Saved data entries
----------
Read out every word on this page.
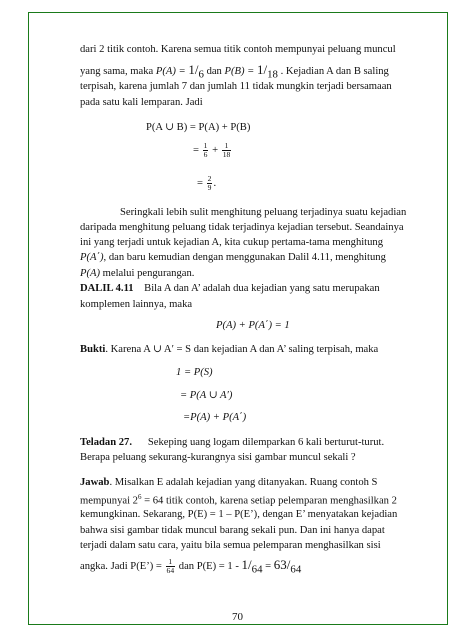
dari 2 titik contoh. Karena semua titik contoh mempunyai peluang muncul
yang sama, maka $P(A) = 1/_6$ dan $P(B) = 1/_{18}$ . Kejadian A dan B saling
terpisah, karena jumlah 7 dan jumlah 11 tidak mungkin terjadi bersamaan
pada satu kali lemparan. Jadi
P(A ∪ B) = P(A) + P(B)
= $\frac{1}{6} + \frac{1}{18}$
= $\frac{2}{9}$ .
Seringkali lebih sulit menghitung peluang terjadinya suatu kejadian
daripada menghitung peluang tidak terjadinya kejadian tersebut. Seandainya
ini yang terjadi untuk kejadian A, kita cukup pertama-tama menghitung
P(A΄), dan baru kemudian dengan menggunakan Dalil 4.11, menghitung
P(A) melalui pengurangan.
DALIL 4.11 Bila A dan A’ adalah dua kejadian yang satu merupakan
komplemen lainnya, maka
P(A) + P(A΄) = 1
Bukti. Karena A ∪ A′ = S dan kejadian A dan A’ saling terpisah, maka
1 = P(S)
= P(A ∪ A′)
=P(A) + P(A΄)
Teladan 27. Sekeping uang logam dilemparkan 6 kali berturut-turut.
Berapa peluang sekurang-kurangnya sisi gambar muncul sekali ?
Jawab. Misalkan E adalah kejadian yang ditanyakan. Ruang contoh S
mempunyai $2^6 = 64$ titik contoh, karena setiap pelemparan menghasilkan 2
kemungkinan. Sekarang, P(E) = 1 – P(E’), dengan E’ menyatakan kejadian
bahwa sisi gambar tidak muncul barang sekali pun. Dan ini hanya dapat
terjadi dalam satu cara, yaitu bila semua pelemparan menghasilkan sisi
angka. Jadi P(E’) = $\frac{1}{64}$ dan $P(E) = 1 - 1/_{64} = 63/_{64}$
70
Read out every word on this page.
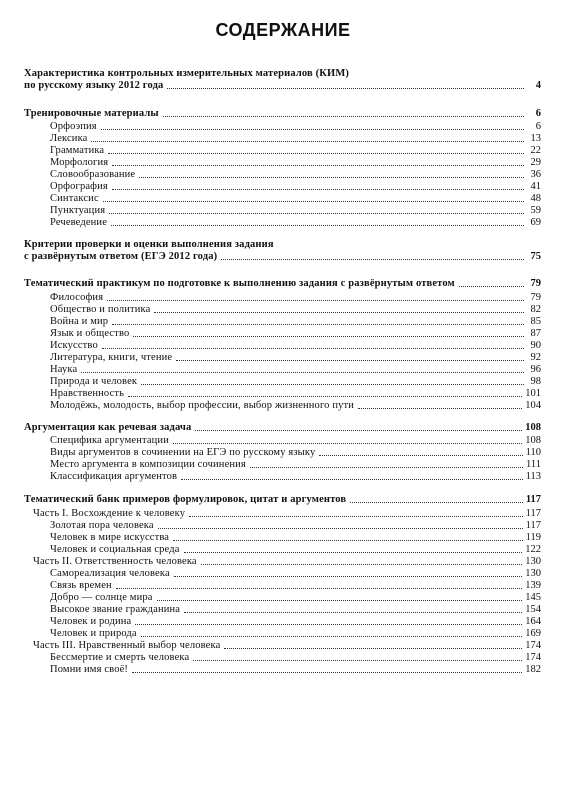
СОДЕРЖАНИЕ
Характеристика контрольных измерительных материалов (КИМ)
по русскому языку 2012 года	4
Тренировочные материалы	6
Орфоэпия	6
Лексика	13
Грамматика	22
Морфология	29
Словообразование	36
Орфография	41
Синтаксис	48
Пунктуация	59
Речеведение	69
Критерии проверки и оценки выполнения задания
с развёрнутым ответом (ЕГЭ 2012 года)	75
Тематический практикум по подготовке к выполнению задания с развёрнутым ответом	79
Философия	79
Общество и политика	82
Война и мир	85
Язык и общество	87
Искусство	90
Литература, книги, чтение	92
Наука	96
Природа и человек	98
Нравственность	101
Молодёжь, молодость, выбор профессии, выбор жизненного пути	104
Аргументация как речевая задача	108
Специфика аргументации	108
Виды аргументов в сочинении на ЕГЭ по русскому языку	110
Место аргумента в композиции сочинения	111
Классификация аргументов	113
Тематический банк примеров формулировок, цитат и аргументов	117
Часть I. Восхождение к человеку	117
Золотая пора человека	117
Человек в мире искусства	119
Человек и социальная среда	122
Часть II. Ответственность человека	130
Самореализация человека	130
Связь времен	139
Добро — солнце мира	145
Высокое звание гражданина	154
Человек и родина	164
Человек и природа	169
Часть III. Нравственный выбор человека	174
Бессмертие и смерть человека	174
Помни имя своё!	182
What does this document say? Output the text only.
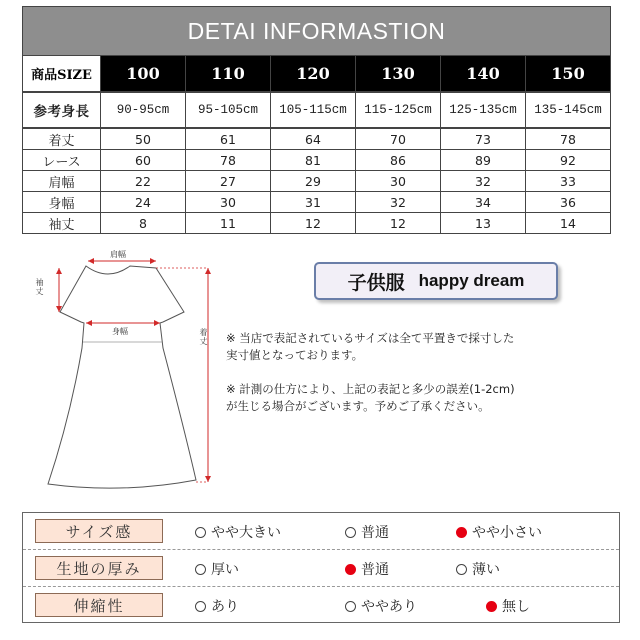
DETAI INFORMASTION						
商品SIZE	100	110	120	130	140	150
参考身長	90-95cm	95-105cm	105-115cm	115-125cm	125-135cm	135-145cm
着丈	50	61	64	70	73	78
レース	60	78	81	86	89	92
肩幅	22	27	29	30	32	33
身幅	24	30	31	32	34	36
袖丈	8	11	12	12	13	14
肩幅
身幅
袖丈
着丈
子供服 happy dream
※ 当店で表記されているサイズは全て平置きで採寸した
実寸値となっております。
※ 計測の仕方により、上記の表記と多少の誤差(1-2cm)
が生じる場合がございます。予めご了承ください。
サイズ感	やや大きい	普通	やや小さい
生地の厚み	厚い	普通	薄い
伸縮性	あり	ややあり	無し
----------
Identify and list each line with the word "задания".

--- Expected answer ---
Критерии проверки и оценки выполнения задания
Тематический практикум по подготовке к выполнению задания с развёрнутым ответом	79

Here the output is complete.